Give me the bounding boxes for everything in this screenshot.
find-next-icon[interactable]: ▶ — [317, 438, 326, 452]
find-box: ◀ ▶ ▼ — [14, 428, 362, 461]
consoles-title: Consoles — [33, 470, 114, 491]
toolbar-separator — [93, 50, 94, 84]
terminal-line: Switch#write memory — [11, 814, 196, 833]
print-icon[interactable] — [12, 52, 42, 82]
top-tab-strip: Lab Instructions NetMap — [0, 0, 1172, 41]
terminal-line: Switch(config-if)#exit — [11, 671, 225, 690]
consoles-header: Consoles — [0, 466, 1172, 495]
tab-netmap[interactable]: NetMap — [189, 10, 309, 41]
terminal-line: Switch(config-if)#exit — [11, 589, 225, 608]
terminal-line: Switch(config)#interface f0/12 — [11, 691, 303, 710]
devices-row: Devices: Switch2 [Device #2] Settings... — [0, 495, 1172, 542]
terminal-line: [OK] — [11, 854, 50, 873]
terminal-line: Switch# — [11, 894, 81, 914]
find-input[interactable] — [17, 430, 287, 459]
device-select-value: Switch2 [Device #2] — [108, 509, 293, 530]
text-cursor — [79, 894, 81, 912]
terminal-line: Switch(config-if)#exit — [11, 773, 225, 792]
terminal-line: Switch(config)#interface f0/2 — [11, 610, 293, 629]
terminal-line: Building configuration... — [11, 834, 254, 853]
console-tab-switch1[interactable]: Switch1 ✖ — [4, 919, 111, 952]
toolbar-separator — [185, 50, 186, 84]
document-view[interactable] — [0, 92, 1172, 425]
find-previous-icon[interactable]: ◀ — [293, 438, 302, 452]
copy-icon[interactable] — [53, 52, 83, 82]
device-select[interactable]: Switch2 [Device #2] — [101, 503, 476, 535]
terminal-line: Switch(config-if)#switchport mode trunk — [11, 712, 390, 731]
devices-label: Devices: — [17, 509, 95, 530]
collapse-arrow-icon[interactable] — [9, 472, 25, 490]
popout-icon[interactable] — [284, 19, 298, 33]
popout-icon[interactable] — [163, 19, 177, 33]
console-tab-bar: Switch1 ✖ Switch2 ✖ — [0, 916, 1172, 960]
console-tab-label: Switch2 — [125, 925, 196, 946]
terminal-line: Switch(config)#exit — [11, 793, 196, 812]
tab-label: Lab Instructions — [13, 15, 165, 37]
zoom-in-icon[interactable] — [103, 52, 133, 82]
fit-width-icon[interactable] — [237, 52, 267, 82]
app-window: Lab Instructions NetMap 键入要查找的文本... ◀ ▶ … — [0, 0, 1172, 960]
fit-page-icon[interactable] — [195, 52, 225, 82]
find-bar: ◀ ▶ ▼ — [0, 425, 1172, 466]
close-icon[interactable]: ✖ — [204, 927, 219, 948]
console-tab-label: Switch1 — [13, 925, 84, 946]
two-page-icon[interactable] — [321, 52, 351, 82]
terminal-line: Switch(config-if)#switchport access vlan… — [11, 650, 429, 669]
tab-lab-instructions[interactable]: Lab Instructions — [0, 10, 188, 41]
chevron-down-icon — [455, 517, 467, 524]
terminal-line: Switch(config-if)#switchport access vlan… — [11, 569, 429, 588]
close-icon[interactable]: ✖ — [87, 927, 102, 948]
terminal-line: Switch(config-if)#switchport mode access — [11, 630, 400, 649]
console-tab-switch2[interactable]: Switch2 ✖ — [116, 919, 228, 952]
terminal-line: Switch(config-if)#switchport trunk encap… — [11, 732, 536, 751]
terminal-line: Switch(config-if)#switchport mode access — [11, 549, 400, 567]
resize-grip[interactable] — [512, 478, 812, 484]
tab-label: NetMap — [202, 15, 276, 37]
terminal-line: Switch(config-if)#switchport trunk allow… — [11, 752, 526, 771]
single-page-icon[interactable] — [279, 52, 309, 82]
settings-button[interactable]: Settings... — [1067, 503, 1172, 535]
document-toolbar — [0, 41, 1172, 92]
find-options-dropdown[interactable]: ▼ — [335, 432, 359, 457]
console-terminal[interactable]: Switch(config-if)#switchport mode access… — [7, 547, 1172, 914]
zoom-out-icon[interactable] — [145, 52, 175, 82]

------------------------

## [PROBLEM]
Repeat the listing above word for word, from its first line through the line that contains "copy-icon[interactable] — [53, 52, 83, 82]", including that line.

## [SOLUTION TO THIS TASK]
Give me the bounding boxes for everything in this screenshot.
find-next-icon[interactable]: ▶ — [317, 438, 326, 452]
find-box: ◀ ▶ ▼ — [14, 428, 362, 461]
consoles-title: Consoles — [33, 470, 114, 491]
toolbar-separator — [93, 50, 94, 84]
terminal-line: Switch#write memory — [11, 814, 196, 833]
print-icon[interactable] — [12, 52, 42, 82]
top-tab-strip: Lab Instructions NetMap — [0, 0, 1172, 41]
terminal-line: Switch(config-if)#exit — [11, 671, 225, 690]
consoles-header: Consoles — [0, 466, 1172, 495]
tab-netmap[interactable]: NetMap — [189, 10, 309, 41]
terminal-line: Switch(config-if)#exit — [11, 589, 225, 608]
terminal-line: Switch(config)#interface f0/12 — [11, 691, 303, 710]
devices-row: Devices: Switch2 [Device #2] Settings... — [0, 495, 1172, 542]
terminal-line: [OK] — [11, 854, 50, 873]
terminal-line: Switch# — [11, 894, 81, 914]
find-input[interactable] — [17, 430, 287, 459]
device-select-value: Switch2 [Device #2] — [108, 509, 293, 530]
text-cursor — [79, 894, 81, 912]
terminal-line: Switch(config-if)#exit — [11, 773, 225, 792]
terminal-line: Switch(config)#interface f0/2 — [11, 610, 293, 629]
terminal-line: Building configuration... — [11, 834, 254, 853]
console-tab-switch1[interactable]: Switch1 ✖ — [4, 919, 111, 952]
toolbar-separator — [185, 50, 186, 84]
document-view[interactable] — [0, 92, 1172, 425]
find-previous-icon[interactable]: ◀ — [293, 438, 302, 452]
copy-icon[interactable] — [53, 52, 83, 82]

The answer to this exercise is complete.